* Start Dataset extract *

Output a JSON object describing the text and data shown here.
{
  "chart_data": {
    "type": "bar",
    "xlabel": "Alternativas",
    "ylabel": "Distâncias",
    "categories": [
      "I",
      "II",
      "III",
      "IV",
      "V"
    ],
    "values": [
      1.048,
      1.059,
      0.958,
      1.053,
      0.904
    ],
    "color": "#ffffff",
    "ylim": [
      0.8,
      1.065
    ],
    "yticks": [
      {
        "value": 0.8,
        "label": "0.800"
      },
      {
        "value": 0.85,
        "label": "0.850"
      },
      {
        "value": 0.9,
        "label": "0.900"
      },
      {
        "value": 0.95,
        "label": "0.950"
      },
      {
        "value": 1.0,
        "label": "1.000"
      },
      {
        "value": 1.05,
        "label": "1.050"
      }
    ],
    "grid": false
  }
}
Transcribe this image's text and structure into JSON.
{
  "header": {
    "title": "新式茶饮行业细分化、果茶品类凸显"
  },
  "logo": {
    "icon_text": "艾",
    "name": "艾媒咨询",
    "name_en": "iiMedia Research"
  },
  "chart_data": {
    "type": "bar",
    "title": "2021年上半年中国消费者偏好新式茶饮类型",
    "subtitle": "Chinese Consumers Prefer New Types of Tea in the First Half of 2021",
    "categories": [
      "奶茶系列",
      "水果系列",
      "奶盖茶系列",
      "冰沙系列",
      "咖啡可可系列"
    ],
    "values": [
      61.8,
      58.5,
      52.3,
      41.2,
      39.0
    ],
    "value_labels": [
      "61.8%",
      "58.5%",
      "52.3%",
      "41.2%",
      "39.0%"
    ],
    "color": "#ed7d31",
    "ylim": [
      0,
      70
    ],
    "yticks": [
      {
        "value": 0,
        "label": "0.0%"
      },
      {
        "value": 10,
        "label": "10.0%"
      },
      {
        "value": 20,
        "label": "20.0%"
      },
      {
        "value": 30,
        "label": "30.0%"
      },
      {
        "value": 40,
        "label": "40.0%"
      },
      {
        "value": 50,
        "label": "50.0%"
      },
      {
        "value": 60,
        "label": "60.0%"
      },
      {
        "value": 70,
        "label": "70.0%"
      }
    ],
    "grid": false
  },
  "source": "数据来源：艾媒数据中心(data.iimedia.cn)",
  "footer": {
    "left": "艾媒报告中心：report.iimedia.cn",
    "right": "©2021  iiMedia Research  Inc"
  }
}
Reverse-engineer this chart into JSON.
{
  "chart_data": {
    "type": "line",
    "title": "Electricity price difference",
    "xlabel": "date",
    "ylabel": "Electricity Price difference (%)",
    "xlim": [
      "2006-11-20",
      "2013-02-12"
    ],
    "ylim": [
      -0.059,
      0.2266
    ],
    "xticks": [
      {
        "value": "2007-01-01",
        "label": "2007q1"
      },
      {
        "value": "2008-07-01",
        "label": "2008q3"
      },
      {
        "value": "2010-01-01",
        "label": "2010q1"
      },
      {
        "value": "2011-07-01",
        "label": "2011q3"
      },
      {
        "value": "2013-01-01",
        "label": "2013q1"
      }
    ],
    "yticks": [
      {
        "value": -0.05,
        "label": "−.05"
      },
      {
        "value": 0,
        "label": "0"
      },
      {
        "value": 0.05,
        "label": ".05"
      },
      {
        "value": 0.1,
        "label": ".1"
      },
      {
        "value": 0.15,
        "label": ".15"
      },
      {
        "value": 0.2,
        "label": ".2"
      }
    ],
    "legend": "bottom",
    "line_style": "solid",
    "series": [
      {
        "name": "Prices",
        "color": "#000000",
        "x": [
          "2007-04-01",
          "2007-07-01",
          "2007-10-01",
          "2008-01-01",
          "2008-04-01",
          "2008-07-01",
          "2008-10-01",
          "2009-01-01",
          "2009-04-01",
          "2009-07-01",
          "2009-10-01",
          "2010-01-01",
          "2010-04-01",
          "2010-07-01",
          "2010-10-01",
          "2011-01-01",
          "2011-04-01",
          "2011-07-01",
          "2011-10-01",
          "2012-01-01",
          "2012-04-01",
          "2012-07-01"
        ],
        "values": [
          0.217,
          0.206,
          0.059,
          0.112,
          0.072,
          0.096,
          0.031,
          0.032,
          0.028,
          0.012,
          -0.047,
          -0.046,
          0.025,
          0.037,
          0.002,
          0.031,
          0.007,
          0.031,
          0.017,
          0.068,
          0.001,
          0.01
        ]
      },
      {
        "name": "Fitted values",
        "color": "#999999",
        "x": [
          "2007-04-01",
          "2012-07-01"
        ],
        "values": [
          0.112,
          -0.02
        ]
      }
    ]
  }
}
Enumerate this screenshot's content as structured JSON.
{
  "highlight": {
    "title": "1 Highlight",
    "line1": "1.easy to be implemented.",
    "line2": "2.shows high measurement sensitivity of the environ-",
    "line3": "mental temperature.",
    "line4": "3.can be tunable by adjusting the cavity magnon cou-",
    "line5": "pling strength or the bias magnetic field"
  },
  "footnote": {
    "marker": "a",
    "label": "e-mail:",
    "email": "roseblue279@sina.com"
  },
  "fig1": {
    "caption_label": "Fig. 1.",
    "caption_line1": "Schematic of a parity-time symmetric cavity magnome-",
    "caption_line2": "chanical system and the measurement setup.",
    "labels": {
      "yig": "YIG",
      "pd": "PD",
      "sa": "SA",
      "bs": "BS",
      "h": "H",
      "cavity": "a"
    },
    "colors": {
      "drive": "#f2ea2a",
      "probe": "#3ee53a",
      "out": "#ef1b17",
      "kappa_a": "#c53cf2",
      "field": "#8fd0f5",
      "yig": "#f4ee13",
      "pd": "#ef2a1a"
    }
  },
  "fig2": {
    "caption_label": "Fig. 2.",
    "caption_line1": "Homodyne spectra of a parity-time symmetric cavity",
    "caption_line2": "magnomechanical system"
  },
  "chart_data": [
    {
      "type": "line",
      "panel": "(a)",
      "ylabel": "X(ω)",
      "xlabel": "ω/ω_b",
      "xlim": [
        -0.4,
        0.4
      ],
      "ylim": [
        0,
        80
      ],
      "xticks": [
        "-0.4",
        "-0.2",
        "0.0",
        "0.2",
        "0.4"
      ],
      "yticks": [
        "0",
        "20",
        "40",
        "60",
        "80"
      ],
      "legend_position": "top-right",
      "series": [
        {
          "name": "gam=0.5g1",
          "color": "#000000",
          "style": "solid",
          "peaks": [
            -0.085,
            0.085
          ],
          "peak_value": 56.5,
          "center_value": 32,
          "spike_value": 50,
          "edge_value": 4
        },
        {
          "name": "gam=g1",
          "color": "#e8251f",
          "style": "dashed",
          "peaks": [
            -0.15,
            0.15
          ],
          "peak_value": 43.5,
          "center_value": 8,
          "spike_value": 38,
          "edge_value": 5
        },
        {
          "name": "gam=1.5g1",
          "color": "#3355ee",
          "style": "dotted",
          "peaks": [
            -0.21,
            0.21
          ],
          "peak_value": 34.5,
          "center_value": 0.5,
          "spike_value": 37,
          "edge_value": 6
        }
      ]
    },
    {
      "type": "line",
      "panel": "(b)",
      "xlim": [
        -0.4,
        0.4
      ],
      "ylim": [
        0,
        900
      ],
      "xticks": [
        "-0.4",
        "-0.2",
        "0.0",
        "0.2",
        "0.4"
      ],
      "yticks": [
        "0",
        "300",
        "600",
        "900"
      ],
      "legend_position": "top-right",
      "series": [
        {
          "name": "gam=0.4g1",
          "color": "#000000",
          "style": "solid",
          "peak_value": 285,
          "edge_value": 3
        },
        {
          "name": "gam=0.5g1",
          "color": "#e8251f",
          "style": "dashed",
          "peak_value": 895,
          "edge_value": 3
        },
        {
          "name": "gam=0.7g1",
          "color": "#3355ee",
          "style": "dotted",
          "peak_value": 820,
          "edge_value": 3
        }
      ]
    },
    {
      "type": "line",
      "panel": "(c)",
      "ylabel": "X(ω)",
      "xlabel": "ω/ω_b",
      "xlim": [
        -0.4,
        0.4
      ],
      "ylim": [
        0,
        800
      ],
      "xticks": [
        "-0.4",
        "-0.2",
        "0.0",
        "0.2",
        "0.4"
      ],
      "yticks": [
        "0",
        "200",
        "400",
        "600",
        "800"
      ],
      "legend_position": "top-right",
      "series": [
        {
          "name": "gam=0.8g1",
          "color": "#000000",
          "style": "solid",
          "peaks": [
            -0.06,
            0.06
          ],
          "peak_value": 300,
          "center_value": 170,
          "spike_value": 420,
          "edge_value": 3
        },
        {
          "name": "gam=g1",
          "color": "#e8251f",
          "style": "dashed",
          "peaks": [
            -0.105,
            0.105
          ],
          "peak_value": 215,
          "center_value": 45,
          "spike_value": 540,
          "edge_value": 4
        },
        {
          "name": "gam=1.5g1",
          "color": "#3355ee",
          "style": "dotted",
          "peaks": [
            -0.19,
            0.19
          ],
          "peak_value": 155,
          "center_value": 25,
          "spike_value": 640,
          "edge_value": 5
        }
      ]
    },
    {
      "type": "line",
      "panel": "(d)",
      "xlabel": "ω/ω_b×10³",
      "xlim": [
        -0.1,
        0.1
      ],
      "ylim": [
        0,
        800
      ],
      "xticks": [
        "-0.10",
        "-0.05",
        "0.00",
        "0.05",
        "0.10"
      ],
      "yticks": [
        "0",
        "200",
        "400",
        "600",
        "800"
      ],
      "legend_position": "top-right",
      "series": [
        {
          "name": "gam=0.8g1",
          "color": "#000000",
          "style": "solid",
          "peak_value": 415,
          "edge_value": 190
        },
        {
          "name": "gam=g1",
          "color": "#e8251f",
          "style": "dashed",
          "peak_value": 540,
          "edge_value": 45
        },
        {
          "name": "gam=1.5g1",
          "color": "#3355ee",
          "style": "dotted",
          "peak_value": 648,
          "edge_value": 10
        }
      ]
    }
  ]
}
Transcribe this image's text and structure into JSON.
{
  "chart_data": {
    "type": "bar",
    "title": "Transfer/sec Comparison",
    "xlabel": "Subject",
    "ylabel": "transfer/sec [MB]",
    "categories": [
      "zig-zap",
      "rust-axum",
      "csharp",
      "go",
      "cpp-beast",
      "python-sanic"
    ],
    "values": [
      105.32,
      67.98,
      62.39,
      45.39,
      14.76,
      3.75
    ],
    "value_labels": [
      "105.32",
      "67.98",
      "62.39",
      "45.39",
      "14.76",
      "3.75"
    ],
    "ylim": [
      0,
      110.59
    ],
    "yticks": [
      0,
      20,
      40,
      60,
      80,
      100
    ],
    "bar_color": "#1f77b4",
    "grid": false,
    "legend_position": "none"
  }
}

* End Dataset extract *

Find the lines holding "difference" and list every one.

● The output
    "title": "Electricity price difference",
    "ylabel": "Electricity Price difference (%)",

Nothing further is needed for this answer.